■ WORK TO BE COMPLETED ■
Bring together all lines of the material below that contain the string "structured".
━━━━━━━━━━━━━━━━
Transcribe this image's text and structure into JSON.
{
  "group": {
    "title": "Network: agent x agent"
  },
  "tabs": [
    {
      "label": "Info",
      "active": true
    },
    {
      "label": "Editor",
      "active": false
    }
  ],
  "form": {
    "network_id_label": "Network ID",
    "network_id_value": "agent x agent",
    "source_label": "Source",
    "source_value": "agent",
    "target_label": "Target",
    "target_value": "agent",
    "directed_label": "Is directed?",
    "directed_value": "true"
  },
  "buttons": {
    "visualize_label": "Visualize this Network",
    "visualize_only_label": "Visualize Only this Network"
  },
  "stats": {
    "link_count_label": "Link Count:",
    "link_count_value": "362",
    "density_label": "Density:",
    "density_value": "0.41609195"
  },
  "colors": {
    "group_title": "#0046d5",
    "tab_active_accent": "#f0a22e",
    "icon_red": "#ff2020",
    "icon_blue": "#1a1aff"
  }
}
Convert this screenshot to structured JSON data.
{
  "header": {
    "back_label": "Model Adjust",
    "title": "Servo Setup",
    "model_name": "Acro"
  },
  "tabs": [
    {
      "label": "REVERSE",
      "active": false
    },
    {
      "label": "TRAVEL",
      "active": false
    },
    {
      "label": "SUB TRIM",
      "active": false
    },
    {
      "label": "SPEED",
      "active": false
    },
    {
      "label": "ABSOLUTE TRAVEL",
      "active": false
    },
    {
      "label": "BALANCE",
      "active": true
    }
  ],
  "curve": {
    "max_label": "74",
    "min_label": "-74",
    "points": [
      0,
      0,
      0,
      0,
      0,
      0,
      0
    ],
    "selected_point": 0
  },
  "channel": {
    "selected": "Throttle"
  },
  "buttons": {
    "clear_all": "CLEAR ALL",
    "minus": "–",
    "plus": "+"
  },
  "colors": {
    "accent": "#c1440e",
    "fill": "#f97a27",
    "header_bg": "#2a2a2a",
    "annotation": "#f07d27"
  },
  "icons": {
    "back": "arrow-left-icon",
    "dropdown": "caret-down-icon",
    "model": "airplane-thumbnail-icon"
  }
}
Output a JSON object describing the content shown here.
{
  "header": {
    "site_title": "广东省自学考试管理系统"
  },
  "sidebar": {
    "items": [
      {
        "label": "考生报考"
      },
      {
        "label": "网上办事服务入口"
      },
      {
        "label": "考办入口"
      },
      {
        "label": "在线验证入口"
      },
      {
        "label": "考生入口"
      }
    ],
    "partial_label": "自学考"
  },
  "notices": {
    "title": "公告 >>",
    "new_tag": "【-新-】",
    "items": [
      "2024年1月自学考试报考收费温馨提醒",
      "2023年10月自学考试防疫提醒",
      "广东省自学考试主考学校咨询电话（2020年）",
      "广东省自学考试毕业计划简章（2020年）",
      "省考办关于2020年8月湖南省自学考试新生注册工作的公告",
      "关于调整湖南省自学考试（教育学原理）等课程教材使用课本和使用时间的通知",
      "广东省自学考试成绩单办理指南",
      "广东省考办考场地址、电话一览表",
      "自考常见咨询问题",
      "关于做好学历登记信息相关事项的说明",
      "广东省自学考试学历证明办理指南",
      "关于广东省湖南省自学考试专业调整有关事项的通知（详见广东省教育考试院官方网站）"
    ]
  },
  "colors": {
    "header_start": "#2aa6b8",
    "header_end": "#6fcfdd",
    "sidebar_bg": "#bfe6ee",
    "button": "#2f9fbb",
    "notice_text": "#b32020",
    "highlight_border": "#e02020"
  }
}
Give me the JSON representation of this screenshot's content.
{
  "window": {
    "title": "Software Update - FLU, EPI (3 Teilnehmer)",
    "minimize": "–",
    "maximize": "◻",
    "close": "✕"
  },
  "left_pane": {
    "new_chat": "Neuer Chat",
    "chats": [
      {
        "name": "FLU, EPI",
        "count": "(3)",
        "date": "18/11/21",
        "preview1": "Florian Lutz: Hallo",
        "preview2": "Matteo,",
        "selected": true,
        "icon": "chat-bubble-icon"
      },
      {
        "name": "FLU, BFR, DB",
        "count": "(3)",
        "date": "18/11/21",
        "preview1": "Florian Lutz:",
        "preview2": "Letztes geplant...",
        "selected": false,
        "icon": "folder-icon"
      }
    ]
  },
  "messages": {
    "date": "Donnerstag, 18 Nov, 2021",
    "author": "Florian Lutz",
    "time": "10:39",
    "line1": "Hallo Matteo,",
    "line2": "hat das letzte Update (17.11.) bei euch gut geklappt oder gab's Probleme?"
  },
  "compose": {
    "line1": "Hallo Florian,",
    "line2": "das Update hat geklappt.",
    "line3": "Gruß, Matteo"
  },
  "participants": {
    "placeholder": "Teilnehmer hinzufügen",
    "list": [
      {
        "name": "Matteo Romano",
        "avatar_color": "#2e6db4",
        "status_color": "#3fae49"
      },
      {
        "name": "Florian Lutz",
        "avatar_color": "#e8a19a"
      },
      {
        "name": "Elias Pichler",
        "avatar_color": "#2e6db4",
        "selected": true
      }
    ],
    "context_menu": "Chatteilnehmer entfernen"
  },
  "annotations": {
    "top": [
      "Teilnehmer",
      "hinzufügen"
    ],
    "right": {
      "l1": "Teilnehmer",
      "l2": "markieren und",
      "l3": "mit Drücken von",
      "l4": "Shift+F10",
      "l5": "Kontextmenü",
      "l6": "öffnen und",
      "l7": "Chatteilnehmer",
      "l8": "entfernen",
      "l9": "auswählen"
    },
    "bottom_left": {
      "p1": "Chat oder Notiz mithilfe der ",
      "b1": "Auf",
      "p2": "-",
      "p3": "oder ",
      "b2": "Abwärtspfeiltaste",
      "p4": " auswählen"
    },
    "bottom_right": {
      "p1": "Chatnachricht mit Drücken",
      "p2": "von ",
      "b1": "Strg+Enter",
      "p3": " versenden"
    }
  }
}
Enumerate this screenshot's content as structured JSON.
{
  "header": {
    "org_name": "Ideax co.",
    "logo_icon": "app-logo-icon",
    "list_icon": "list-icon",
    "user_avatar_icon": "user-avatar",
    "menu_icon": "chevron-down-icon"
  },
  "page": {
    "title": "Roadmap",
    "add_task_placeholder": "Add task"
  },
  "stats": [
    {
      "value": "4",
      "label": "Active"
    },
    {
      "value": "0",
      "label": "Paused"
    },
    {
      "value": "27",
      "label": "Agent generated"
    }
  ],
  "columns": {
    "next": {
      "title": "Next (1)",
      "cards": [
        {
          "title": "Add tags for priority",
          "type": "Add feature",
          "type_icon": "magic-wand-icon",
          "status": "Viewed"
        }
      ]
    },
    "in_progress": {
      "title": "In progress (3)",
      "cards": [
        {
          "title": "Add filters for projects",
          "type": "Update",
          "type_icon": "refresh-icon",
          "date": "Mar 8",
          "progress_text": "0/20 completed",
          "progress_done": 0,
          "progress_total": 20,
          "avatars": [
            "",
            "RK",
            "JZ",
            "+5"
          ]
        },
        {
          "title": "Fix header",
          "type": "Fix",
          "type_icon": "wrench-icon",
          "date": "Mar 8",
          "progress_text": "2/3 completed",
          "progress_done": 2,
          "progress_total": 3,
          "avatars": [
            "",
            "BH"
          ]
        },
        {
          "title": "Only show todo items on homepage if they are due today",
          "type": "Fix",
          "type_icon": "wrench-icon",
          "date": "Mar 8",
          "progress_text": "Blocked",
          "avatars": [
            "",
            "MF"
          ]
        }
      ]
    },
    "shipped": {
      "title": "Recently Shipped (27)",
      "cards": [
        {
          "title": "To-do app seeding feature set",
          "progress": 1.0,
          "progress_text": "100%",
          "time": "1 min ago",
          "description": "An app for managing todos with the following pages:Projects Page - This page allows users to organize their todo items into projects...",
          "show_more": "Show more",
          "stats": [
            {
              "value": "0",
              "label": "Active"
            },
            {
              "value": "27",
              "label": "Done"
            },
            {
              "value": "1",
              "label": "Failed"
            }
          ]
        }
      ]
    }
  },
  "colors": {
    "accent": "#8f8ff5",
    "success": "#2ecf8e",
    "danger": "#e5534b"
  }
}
━━━━━━━━━━━━━━━━
■ RESULT OF THE TASK ■
Convert this screenshot to structured JSON data.
Enumerate this screenshot's content as structured JSON.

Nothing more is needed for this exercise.